Copy each line of the entries beneath that contains the word "value".
==== Data shown ====
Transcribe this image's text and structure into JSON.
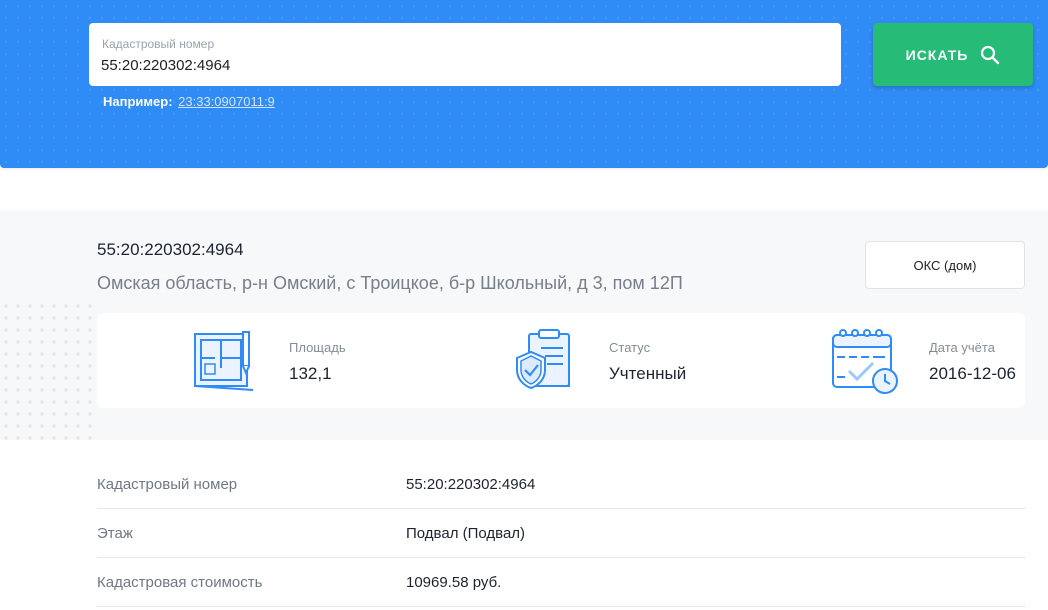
{
  "search": {
    "label": "Кадастровый номер",
    "value": "55:20:220302:4964",
    "example_prefix": "Например:",
    "example_link": "23:33:0907011:9",
    "button_label": "ИСКАТЬ"
  },
  "object": {
    "number": "55:20:220302:4964",
    "address": "Омская область, р-н Омский, с Троицкое, б-р Школьный, д 3, пом 12П",
    "type_label": "ОКС (дом)"
  },
  "stats": [
    {
      "label": "Площадь",
      "value": "132,1",
      "icon": "floor-plan-icon"
    },
    {
      "label": "Статус",
      "value": "Учтенный",
      "icon": "document-shield-icon"
    },
    {
      "label": "Дата учёта",
      "value": "2016-12-06",
      "icon": "calendar-clock-icon"
    }
  ],
  "details": [
    {
      "key": "Кадастровый номер",
      "value": "55:20:220302:4964"
    },
    {
      "key": "Этаж",
      "value": "Подвал (Подвал)"
    },
    {
      "key": "Кадастровая стоимость",
      "value": "10969.58 руб."
    }
  ],
  "colors": {
    "hero": "#2f8bf5",
    "button": "#26bb77",
    "icon": "#2f8bf5"
  }
}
====
**Solution to this exercise:**
    "value": "55:20:220302:4964",
      "value": "132,1",
      "value": "Учтенный",
      "value": "2016-12-06",
      "value": "55:20:220302:4964"
      "value": "Подвал (Подвал)"
      "value": "10969.58 руб."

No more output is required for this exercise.